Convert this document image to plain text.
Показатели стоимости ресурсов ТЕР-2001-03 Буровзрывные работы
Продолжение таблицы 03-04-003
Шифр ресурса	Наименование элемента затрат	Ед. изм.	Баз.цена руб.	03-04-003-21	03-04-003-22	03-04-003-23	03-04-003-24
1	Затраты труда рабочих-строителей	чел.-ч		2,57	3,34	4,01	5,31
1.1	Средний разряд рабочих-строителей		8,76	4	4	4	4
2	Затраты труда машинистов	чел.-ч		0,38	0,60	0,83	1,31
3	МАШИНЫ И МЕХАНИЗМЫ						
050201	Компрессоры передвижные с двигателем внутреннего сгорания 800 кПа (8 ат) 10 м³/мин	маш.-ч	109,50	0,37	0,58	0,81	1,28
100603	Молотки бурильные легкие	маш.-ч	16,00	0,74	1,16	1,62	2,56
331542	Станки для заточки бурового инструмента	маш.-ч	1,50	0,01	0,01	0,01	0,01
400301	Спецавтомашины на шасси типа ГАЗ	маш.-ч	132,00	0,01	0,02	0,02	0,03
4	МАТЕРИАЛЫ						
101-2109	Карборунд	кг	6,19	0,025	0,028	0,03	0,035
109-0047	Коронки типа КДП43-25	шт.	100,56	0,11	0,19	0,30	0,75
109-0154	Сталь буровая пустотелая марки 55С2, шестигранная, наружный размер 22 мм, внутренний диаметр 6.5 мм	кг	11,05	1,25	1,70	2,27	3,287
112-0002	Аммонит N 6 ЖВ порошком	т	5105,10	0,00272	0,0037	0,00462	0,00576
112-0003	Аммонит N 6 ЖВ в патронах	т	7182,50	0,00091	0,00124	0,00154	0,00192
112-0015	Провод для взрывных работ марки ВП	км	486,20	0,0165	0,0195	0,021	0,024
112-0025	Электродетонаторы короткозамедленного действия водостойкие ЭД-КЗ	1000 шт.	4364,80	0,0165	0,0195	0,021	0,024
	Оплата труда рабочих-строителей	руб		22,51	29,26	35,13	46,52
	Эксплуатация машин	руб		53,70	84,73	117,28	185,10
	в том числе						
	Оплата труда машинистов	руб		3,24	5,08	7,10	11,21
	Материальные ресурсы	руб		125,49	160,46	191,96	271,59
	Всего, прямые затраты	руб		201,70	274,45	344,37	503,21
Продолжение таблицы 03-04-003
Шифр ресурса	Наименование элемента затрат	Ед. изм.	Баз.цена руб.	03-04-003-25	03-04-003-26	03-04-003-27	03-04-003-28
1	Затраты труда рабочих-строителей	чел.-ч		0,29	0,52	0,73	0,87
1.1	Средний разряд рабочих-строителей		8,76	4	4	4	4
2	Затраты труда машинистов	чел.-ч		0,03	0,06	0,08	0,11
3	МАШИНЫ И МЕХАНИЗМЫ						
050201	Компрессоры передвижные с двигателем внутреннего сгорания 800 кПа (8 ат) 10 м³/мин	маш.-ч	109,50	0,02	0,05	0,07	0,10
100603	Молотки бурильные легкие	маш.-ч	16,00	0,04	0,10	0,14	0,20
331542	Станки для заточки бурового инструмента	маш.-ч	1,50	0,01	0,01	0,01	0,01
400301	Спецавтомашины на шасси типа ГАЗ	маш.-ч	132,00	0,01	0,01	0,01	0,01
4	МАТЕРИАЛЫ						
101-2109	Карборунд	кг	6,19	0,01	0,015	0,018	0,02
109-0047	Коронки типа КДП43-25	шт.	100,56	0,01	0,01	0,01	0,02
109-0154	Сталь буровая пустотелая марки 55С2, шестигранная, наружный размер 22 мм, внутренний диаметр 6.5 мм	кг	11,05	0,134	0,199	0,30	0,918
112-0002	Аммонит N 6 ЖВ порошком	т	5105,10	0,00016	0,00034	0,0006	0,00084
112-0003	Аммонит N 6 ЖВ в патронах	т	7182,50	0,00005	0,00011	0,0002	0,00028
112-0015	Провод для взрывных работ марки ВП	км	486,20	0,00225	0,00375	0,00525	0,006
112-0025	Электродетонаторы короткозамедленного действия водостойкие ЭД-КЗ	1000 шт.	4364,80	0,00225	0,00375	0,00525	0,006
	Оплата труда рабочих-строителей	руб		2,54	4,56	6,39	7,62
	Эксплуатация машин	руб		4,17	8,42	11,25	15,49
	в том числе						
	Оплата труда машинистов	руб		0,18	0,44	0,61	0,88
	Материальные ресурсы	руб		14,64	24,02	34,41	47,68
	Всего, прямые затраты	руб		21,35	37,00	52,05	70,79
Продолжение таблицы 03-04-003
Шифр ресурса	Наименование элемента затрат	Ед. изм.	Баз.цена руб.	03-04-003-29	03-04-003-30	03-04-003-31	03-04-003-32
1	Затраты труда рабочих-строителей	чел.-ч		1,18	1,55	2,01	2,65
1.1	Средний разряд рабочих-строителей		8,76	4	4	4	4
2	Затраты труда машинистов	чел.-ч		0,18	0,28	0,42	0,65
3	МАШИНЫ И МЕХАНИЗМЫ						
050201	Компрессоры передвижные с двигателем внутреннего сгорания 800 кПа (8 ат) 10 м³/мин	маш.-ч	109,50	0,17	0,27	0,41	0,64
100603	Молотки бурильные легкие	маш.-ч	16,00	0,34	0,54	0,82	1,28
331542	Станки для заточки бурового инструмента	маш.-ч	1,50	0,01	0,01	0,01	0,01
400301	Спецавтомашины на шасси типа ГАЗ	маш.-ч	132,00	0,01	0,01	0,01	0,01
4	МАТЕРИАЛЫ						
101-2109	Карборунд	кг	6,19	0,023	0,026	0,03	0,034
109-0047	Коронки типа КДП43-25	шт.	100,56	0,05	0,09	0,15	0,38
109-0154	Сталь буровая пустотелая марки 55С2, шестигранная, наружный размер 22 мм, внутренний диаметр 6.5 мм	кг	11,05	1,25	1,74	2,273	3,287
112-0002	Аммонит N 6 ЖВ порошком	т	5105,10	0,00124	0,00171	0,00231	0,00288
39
-=-=-
What is needed:
Write the material out again word for word.

Answer in full:
Convert this document image to plain text.
Показатели стоимости ресурсов ТЕР-2001-03 Буровзрывные работы
Продолжение таблицы 03-04-003
Шифр ресурса	Наименование элемента затрат	Ед. изм.	Баз.цена руб.	03-04-003-21	03-04-003-22	03-04-003-23	03-04-003-24
1	Затраты труда рабочих-строителей	чел.-ч		2,57	3,34	4,01	5,31
1.1	Средний разряд рабочих-строителей		8,76	4	4	4	4
2	Затраты труда машинистов	чел.-ч		0,38	0,60	0,83	1,31
3	МАШИНЫ И МЕХАНИЗМЫ						
050201	Компрессоры передвижные с двигателем внутреннего сгорания 800 кПа (8 ат) 10 м³/мин	маш.-ч	109,50	0,37	0,58	0,81	1,28
100603	Молотки бурильные легкие	маш.-ч	16,00	0,74	1,16	1,62	2,56
331542	Станки для заточки бурового инструмента	маш.-ч	1,50	0,01	0,01	0,01	0,01
400301	Спецавтомашины на шасси типа ГАЗ	маш.-ч	132,00	0,01	0,02	0,02	0,03
4	МАТЕРИАЛЫ						
101-2109	Карборунд	кг	6,19	0,025	0,028	0,03	0,035
109-0047	Коронки типа КДП43-25	шт.	100,56	0,11	0,19	0,30	0,75
109-0154	Сталь буровая пустотелая марки 55С2, шестигранная, наружный размер 22 мм, внутренний диаметр 6.5 мм	кг	11,05	1,25	1,70	2,27	3,287
112-0002	Аммонит N 6 ЖВ порошком	т	5105,10	0,00272	0,0037	0,00462	0,00576
112-0003	Аммонит N 6 ЖВ в патронах	т	7182,50	0,00091	0,00124	0,00154	0,00192
112-0015	Провод для взрывных работ марки ВП	км	486,20	0,0165	0,0195	0,021	0,024
112-0025	Электродетонаторы короткозамедленного действия водостойкие ЭД-КЗ	1000 шт.	4364,80	0,0165	0,0195	0,021	0,024
	Оплата труда рабочих-строителей	руб		22,51	29,26	35,13	46,52
	Эксплуатация машин	руб		53,70	84,73	117,28	185,10
	в том числе						
	Оплата труда машинистов	руб		3,24	5,08	7,10	11,21
	Материальные ресурсы	руб		125,49	160,46	191,96	271,59
	Всего, прямые затраты	руб		201,70	274,45	344,37	503,21
Продолжение таблицы 03-04-003
Шифр ресурса	Наименование элемента затрат	Ед. изм.	Баз.цена руб.	03-04-003-25	03-04-003-26	03-04-003-27	03-04-003-28
1	Затраты труда рабочих-строителей	чел.-ч		0,29	0,52	0,73	0,87
1.1	Средний разряд рабочих-строителей		8,76	4	4	4	4
2	Затраты труда машинистов	чел.-ч		0,03	0,06	0,08	0,11
3	МАШИНЫ И МЕХАНИЗМЫ						
050201	Компрессоры передвижные с двигателем внутреннего сгорания 800 кПа (8 ат) 10 м³/мин	маш.-ч	109,50	0,02	0,05	0,07	0,10
100603	Молотки бурильные легкие	маш.-ч	16,00	0,04	0,10	0,14	0,20
331542	Станки для заточки бурового инструмента	маш.-ч	1,50	0,01	0,01	0,01	0,01
400301	Спецавтомашины на шасси типа ГАЗ	маш.-ч	132,00	0,01	0,01	0,01	0,01
4	МАТЕРИАЛЫ						
101-2109	Карборунд	кг	6,19	0,01	0,015	0,018	0,02
109-0047	Коронки типа КДП43-25	шт.	100,56	0,01	0,01	0,01	0,02
109-0154	Сталь буровая пустотелая марки 55С2, шестигранная, наружный размер 22 мм, внутренний диаметр 6.5 мм	кг	11,05	0,134	0,199	0,30	0,918
112-0002	Аммонит N 6 ЖВ порошком	т	5105,10	0,00016	0,00034	0,0006	0,00084
112-0003	Аммонит N 6 ЖВ в патронах	т	7182,50	0,00005	0,00011	0,0002	0,00028
112-0015	Провод для взрывных работ марки ВП	км	486,20	0,00225	0,00375	0,00525	0,006
112-0025	Электродетонаторы короткозамедленного действия водостойкие ЭД-КЗ	1000 шт.	4364,80	0,00225	0,00375	0,00525	0,006
	Оплата труда рабочих-строителей	руб		2,54	4,56	6,39	7,62
	Эксплуатация машин	руб		4,17	8,42	11,25	15,49
	в том числе						
	Оплата труда машинистов	руб		0,18	0,44	0,61	0,88
	Материальные ресурсы	руб		14,64	24,02	34,41	47,68
	Всего, прямые затраты	руб		21,35	37,00	52,05	70,79
Продолжение таблицы 03-04-003
Шифр ресурса	Наименование элемента затрат	Ед. изм.	Баз.цена руб.	03-04-003-29	03-04-003-30	03-04-003-31	03-04-003-32
1	Затраты труда рабочих-строителей	чел.-ч		1,18	1,55	2,01	2,65
1.1	Средний разряд рабочих-строителей		8,76	4	4	4	4
2	Затраты труда машинистов	чел.-ч		0,18	0,28	0,42	0,65
3	МАШИНЫ И МЕХАНИЗМЫ						
050201	Компрессоры передвижные с двигателем внутреннего сгорания 800 кПа (8 ат) 10 м³/мин	маш.-ч	109,50	0,17	0,27	0,41	0,64
100603	Молотки бурильные легкие	маш.-ч	16,00	0,34	0,54	0,82	1,28
331542	Станки для заточки бурового инструмента	маш.-ч	1,50	0,01	0,01	0,01	0,01
400301	Спецавтомашины на шасси типа ГАЗ	маш.-ч	132,00	0,01	0,01	0,01	0,01
4	МАТЕРИАЛЫ						
101-2109	Карборунд	кг	6,19	0,023	0,026	0,03	0,034
109-0047	Коронки типа КДП43-25	шт.	100,56	0,05	0,09	0,15	0,38
109-0154	Сталь буровая пустотелая марки 55С2, шестигранная, наружный размер 22 мм, внутренний диаметр 6.5 мм	кг	11,05	1,25	1,74	2,273	3,287
112-0002	Аммонит N 6 ЖВ порошком	т	5105,10	0,00124	0,00171	0,00231	0,00288
39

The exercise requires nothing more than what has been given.